Some records ->
===============
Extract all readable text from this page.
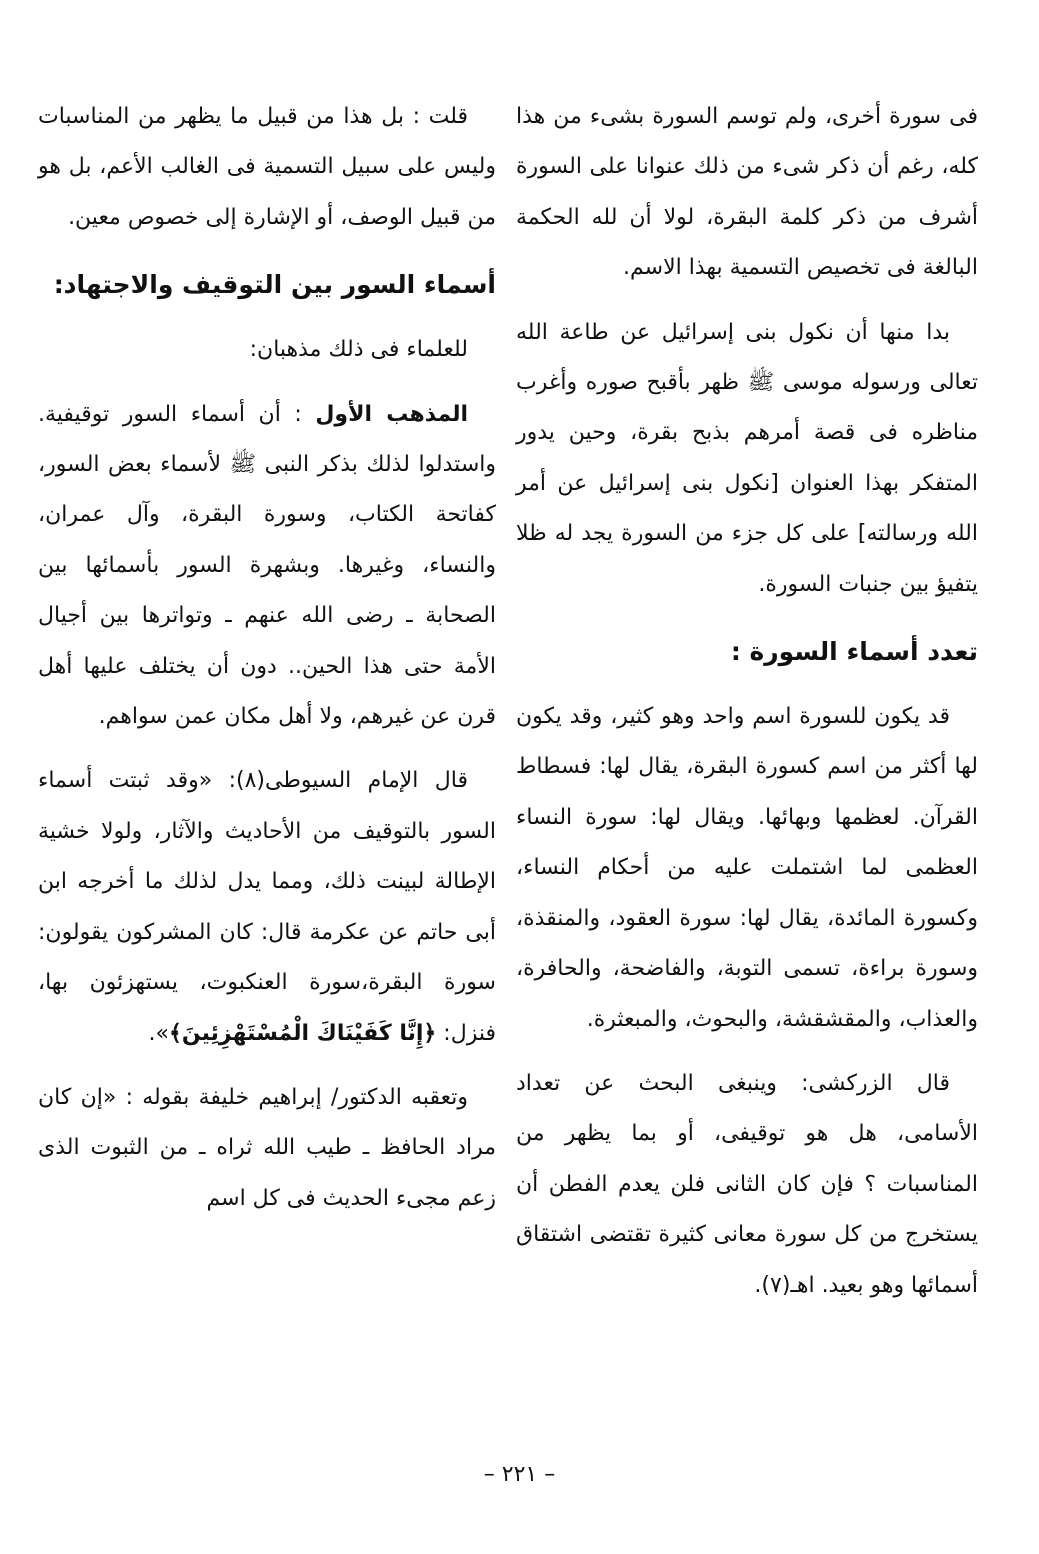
فى سورة أخرى، ولم توسم السورة بشىء من هذا كله، رغم أن ذكر شىء من ذلك عنوانا على السورة أشرف من ذكر كلمة البقرة، لولا أن لله الحكمة البالغة فى تخصيص التسمية بهذا الاسم.

بدا منها أن نكول بنى إسرائيل عن طاعة الله تعالى ورسوله موسى ﷺ ظهر بأقبح صوره وأغرب مناظره فى قصة أمرهم بذبح بقرة، وحين يدور المتفكر بهذا العنوان [نكول بنى إسرائيل عن أمر الله ورسالته] على كل جزء من السورة يجد له ظلا يتفيؤ بين جنبات السورة.

تعدد أسماء السورة :

قد يكون للسورة اسم واحد وهو كثير، وقد يكون لها أكثر من اسم كسورة البقرة، يقال لها: فسطاط القرآن. لعظمها وبهائها. ويقال لها: سورة النساء العظمى لما اشتملت عليه من أحكام النساء، وكسورة المائدة، يقال لها: سورة العقود، والمنقذة، وسورة براءة، تسمى التوبة، والفاضحة، والحافرة، والعذاب، والمقشقشة، والبحوث، والمبعثرة.

قال الزركشى: وينبغى البحث عن تعداد الأسامى، هل هو توقيفى، أو بما يظهر من المناسبات ؟ فإن كان الثانى فلن يعدم الفطن أن يستخرج من كل سورة معانى كثيرة تقتضى اشتقاق أسمائها وهو بعيد. اهـ(٧).

قلت : بل هذا من قبيل ما يظهر من المناسبات وليس على سبيل التسمية فى الغالب الأعم، بل هو من قبيل الوصف، أو الإشارة إلى خصوص معين.

أسماء السور بين التوقيف والاجتهاد:

للعلماء فى ذلك مذهبان:

المذهب الأول : أن أسماء السور توقيفية. واستدلوا لذلك بذكر النبى ﷺ لأسماء بعض السور، كفاتحة الكتاب، وسورة البقرة، وآل عمران، والنساء، وغيرها. وبشهرة السور بأسمائها بين الصحابة ـ رضى الله عنهم ـ وتواترها بين أجيال الأمة حتى هذا الحين.. دون أن يختلف عليها أهل قرن عن غيرهم، ولا أهل مكان عمن سواهم.

قال الإمام السيوطى(٨): «وقد ثبتت أسماء السور بالتوقيف من الأحاديث والآثار، ولولا خشية الإطالة لبينت ذلك، ومما يدل لذلك ما أخرجه ابن أبى حاتم عن عكرمة قال: كان المشركون يقولون: سورة البقرة،سورة العنكبوت، يستهزئون بها، فنزل: ﴿إِنَّا كَفَيْنَاكَ الْمُسْتَهْزِئِينَ﴾».

وتعقبه الدكتور/ إبراهيم خليفة بقوله : «إن كان مراد الحافظ ـ طيب الله ثراه ـ من الثبوت الذى زعم مجىء الحديث فى كل اسم

– ٢٢١ –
===============
Given task ->
Without the pictures, restate all the entries above exactly.

Finished task ->
Extract all readable text from this page.
فى سورة أخرى، ولم توسم السورة بشىء من هذا كله، رغم أن ذكر شىء من ذلك عنوانا على السورة أشرف من ذكر كلمة البقرة، لولا أن لله الحكمة البالغة فى تخصيص التسمية بهذا الاسم.

بدا منها أن نكول بنى إسرائيل عن طاعة الله تعالى ورسوله موسى ﷺ ظهر بأقبح صوره وأغرب مناظره فى قصة أمرهم بذبح بقرة، وحين يدور المتفكر بهذا العنوان [نكول بنى إسرائيل عن أمر الله ورسالته] على كل جزء من السورة يجد له ظلا يتفيؤ بين جنبات السورة.

تعدد أسماء السورة :

قد يكون للسورة اسم واحد وهو كثير، وقد يكون لها أكثر من اسم كسورة البقرة، يقال لها: فسطاط القرآن. لعظمها وبهائها. ويقال لها: سورة النساء العظمى لما اشتملت عليه من أحكام النساء، وكسورة المائدة، يقال لها: سورة العقود، والمنقذة، وسورة براءة، تسمى التوبة، والفاضحة، والحافرة، والعذاب، والمقشقشة، والبحوث، والمبعثرة.

قال الزركشى: وينبغى البحث عن تعداد الأسامى، هل هو توقيفى، أو بما يظهر من المناسبات ؟ فإن كان الثانى فلن يعدم الفطن أن يستخرج من كل سورة معانى كثيرة تقتضى اشتقاق أسمائها وهو بعيد. اهـ(٧).

قلت : بل هذا من قبيل ما يظهر من المناسبات وليس على سبيل التسمية فى الغالب الأعم، بل هو من قبيل الوصف، أو الإشارة إلى خصوص معين.

أسماء السور بين التوقيف والاجتهاد:

للعلماء فى ذلك مذهبان:

المذهب الأول : أن أسماء السور توقيفية. واستدلوا لذلك بذكر النبى ﷺ لأسماء بعض السور، كفاتحة الكتاب، وسورة البقرة، وآل عمران، والنساء، وغيرها. وبشهرة السور بأسمائها بين الصحابة ـ رضى الله عنهم ـ وتواترها بين أجيال الأمة حتى هذا الحين.. دون أن يختلف عليها أهل قرن عن غيرهم، ولا أهل مكان عمن سواهم.

قال الإمام السيوطى(٨): «وقد ثبتت أسماء السور بالتوقيف من الأحاديث والآثار، ولولا خشية الإطالة لبينت ذلك، ومما يدل لذلك ما أخرجه ابن أبى حاتم عن عكرمة قال: كان المشركون يقولون: سورة البقرة،سورة العنكبوت، يستهزئون بها، فنزل: ﴿إِنَّا كَفَيْنَاكَ الْمُسْتَهْزِئِينَ﴾».

وتعقبه الدكتور/ إبراهيم خليفة بقوله : «إن كان مراد الحافظ ـ طيب الله ثراه ـ من الثبوت الذى زعم مجىء الحديث فى كل اسم

– ٢٢١ –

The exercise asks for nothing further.